§ TASK PROMPT: Write the material out again, line by line, exactly as it is.
------ EXTRACTED MATERIAL
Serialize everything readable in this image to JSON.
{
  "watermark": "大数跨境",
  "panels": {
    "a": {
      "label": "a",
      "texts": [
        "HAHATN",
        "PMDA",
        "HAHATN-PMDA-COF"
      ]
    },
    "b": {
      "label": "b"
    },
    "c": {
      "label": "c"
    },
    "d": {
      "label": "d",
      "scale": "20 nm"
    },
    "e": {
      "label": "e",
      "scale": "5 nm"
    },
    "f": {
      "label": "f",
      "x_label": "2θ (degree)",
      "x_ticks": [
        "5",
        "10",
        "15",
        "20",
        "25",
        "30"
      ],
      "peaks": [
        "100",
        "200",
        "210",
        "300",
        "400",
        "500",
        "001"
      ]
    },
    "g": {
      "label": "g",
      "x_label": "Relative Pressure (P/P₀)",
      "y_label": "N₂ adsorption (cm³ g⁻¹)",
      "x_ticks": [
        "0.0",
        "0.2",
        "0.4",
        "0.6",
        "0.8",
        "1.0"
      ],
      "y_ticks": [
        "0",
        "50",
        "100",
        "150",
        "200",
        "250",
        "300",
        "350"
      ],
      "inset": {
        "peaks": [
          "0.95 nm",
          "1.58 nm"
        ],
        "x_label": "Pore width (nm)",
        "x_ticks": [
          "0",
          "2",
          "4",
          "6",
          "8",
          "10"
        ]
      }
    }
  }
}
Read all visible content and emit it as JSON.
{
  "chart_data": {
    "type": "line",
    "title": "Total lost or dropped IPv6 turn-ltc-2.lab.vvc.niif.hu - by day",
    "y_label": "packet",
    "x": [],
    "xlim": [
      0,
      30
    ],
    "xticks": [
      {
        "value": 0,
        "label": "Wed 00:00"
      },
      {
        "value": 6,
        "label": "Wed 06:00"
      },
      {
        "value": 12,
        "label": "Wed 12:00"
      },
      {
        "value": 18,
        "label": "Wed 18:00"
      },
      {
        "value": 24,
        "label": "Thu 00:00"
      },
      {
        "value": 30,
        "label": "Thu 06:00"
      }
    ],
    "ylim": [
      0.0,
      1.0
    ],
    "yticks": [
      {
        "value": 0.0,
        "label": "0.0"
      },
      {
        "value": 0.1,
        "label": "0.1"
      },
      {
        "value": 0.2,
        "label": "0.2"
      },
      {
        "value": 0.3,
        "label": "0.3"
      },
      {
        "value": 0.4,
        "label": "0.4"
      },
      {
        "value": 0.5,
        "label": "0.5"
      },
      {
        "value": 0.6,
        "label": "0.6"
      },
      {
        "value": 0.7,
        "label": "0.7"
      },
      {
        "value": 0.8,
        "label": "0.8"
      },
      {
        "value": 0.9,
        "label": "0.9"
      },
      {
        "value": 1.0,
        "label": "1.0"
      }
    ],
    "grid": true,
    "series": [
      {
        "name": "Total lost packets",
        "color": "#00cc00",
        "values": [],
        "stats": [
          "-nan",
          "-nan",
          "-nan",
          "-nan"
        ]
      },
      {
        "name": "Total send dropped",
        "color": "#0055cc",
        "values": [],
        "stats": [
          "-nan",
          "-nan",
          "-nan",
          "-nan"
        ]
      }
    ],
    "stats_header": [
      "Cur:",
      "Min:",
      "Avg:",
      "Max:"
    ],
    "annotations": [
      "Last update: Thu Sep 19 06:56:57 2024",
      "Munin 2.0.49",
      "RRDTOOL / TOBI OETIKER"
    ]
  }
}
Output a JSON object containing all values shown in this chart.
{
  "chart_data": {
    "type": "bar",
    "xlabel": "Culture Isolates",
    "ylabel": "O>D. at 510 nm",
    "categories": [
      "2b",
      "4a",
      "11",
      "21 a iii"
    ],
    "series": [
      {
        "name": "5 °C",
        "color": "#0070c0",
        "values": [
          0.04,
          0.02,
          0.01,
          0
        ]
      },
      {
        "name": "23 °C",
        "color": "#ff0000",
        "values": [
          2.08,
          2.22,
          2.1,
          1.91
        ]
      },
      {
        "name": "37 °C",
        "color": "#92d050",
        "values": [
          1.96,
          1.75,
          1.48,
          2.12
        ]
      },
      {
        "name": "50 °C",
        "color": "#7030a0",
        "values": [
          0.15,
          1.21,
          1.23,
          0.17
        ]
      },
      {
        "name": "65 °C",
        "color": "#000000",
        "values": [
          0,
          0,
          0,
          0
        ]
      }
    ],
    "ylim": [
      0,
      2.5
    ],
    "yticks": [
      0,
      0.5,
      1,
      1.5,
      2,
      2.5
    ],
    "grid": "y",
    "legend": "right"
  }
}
------------
§ THE SOLUTION:
Serialize everything readable in this image to JSON.
{
  "watermark": "大数跨境",
  "panels": {
    "a": {
      "label": "a",
      "texts": [
        "HAHATN",
        "PMDA",
        "HAHATN-PMDA-COF"
      ]
    },
    "b": {
      "label": "b"
    },
    "c": {
      "label": "c"
    },
    "d": {
      "label": "d",
      "scale": "20 nm"
    },
    "e": {
      "label": "e",
      "scale": "5 nm"
    },
    "f": {
      "label": "f",
      "x_label": "2θ (degree)",
      "x_ticks": [
        "5",
        "10",
        "15",
        "20",
        "25",
        "30"
      ],
      "peaks": [
        "100",
        "200",
        "210",
        "300",
        "400",
        "500",
        "001"
      ]
    },
    "g": {
      "label": "g",
      "x_label": "Relative Pressure (P/P₀)",
      "y_label": "N₂ adsorption (cm³ g⁻¹)",
      "x_ticks": [
        "0.0",
        "0.2",
        "0.4",
        "0.6",
        "0.8",
        "1.0"
      ],
      "y_ticks": [
        "0",
        "50",
        "100",
        "150",
        "200",
        "250",
        "300",
        "350"
      ],
      "inset": {
        "peaks": [
          "0.95 nm",
          "1.58 nm"
        ],
        "x_label": "Pore width (nm)",
        "x_ticks": [
          "0",
          "2",
          "4",
          "6",
          "8",
          "10"
        ]
      }
    }
  }
}
Read all visible content and emit it as JSON.
{
  "chart_data": {
    "type": "line",
    "title": "Total lost or dropped IPv6 turn-ltc-2.lab.vvc.niif.hu - by day",
    "y_label": "packet",
    "x": [],
    "xlim": [
      0,
      30
    ],
    "xticks": [
      {
        "value": 0,
        "label": "Wed 00:00"
      },
      {
        "value": 6,
        "label": "Wed 06:00"
      },
      {
        "value": 12,
        "label": "Wed 12:00"
      },
      {
        "value": 18,
        "label": "Wed 18:00"
      },
      {
        "value": 24,
        "label": "Thu 00:00"
      },
      {
        "value": 30,
        "label": "Thu 06:00"
      }
    ],
    "ylim": [
      0.0,
      1.0
    ],
    "yticks": [
      {
        "value": 0.0,
        "label": "0.0"
      },
      {
        "value": 0.1,
        "label": "0.1"
      },
      {
        "value": 0.2,
        "label": "0.2"
      },
      {
        "value": 0.3,
        "label": "0.3"
      },
      {
        "value": 0.4,
        "label": "0.4"
      },
      {
        "value": 0.5,
        "label": "0.5"
      },
      {
        "value": 0.6,
        "label": "0.6"
      },
      {
        "value": 0.7,
        "label": "0.7"
      },
      {
        "value": 0.8,
        "label": "0.8"
      },
      {
        "value": 0.9,
        "label": "0.9"
      },
      {
        "value": 1.0,
        "label": "1.0"
      }
    ],
    "grid": true,
    "series": [
      {
        "name": "Total lost packets",
        "color": "#00cc00",
        "values": [],
        "stats": [
          "-nan",
          "-nan",
          "-nan",
          "-nan"
        ]
      },
      {
        "name": "Total send dropped",
        "color": "#0055cc",
        "values": [],
        "stats": [
          "-nan",
          "-nan",
          "-nan",
          "-nan"
        ]
      }
    ],
    "stats_header": [
      "Cur:",
      "Min:",
      "Avg:",
      "Max:"
    ],
    "annotations": [
      "Last update: Thu Sep 19 06:56:57 2024",
      "Munin 2.0.49",
      "RRDTOOL / TOBI OETIKER"
    ]
  }
}
Output a JSON object containing all values shown in this chart.
{
  "chart_data": {
    "type": "bar",
    "xlabel": "Culture Isolates",
    "ylabel": "O>D. at 510 nm",
    "categories": [
      "2b",
      "4a",
      "11",
      "21 a iii"
    ],
    "series": [
      {
        "name": "5 °C",
        "color": "#0070c0",
        "values": [
          0.04,
          0.02,
          0.01,
          0
        ]
      },
      {
        "name": "23 °C",
        "color": "#ff0000",
        "values": [
          2.08,
          2.22,
          2.1,
          1.91
        ]
      },
      {
        "name": "37 °C",
        "color": "#92d050",
        "values": [
          1.96,
          1.75,
          1.48,
          2.12
        ]
      },
      {
        "name": "50 °C",
        "color": "#7030a0",
        "values": [
          0.15,
          1.21,
          1.23,
          0.17
        ]
      },
      {
        "name": "65 °C",
        "color": "#000000",
        "values": [
          0,
          0,
          0,
          0
        ]
      }
    ],
    "ylim": [
      0,
      2.5
    ],
    "yticks": [
      0,
      0.5,
      1,
      1.5,
      2,
      2.5
    ],
    "grid": "y",
    "legend": "right"
  }
}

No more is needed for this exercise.